**Do this**
According to the biography of Joan Darling, in which film did she make her feature-film debut?

**Passage shown**

Joan Darling (née Kugell; born April 14, 1935, Boston, Massachusetts, United States) is an American actress, film and television director and a dramatic arts instructor.

Biography

Born Joan Kugell in Boston, Darling began her career with the New York improvisational theater troupe "Premise Players," and soon graduated to off-Broadway and Broadway productions. She gravitated to feature films making her debut in Theodore J. Flicker's The Troublemaker (1964) and later his The President's Analyst.  She went into television in the 1970s. She was a regular on the law series Owen Marshall, Counselor at Law, playing office secretary to Arthur Hill, Lee Majors, and David Soul.

Darling was the first woman nominated for an Emmy for directing. She was nominated four times, winning one. She was nominated two times for a Directors Guild of America award, winning one. She was nominated for an Emmy for her performance of Dorothy Parker in Woven in a Crazy Plaid.

**Dataset entries**

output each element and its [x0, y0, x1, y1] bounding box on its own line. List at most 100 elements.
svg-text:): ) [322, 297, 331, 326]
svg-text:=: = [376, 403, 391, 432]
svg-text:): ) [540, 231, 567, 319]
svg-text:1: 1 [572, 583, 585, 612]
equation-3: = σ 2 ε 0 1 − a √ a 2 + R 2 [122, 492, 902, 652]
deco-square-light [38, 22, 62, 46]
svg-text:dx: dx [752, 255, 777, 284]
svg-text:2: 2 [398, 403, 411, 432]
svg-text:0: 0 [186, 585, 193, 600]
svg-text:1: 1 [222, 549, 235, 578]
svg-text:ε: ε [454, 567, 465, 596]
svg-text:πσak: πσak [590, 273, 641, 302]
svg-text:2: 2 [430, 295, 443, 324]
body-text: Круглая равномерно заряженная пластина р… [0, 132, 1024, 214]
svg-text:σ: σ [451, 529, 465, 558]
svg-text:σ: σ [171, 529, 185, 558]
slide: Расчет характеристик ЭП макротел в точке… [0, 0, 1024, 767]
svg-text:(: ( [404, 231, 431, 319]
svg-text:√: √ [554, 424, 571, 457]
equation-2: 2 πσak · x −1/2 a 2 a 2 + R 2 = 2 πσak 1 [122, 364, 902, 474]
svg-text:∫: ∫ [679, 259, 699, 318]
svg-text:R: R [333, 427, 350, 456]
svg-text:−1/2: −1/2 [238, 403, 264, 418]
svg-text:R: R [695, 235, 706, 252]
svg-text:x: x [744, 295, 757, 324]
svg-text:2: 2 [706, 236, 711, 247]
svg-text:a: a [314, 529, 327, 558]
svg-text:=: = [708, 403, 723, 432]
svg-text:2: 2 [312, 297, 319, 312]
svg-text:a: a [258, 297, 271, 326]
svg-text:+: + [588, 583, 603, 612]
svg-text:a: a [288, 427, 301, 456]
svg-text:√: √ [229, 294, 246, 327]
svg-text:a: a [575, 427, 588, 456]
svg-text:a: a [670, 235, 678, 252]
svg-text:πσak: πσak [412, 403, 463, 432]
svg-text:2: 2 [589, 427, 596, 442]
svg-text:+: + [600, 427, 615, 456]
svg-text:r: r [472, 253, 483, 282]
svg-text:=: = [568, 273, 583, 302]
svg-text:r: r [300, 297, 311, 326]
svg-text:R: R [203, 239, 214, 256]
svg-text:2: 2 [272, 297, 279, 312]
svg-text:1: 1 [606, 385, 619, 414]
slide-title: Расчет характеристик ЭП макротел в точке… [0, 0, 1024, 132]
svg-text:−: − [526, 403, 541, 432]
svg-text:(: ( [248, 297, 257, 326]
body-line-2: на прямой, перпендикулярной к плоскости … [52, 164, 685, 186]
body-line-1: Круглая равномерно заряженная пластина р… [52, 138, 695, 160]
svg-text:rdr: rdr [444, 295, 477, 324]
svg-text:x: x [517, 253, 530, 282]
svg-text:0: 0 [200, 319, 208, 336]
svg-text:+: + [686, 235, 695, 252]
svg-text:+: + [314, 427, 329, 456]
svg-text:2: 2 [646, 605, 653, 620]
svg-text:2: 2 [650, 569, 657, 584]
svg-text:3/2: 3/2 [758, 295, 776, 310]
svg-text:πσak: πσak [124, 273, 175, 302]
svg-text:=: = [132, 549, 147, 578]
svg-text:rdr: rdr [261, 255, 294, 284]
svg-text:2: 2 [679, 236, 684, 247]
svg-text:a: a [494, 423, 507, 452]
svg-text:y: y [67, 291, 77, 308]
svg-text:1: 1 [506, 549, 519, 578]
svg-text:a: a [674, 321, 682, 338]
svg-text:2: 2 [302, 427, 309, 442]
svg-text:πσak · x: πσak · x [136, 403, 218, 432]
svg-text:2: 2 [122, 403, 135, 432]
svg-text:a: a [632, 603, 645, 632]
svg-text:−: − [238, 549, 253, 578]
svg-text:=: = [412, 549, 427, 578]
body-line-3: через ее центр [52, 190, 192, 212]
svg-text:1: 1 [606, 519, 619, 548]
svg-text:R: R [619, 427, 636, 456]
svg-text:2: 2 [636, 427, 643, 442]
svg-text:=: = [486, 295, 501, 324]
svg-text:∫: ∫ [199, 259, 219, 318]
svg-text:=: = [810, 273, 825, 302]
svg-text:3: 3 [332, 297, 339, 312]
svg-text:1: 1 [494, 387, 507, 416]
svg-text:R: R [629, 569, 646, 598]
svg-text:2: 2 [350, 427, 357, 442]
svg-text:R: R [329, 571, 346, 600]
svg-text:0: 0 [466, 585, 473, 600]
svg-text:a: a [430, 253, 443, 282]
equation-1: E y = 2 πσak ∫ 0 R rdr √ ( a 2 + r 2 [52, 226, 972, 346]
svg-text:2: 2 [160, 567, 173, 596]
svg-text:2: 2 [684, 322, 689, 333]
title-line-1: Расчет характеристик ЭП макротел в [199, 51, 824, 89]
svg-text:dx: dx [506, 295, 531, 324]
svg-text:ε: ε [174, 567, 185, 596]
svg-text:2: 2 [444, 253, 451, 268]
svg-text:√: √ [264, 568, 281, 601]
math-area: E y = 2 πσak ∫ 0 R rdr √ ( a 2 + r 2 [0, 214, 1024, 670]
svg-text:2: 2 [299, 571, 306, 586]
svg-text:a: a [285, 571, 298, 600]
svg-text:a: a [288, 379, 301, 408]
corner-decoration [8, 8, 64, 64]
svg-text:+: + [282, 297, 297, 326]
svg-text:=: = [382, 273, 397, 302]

**Solution**
She made her feature-film debut in Theodore J. Flicker's The Troublemaker (1964).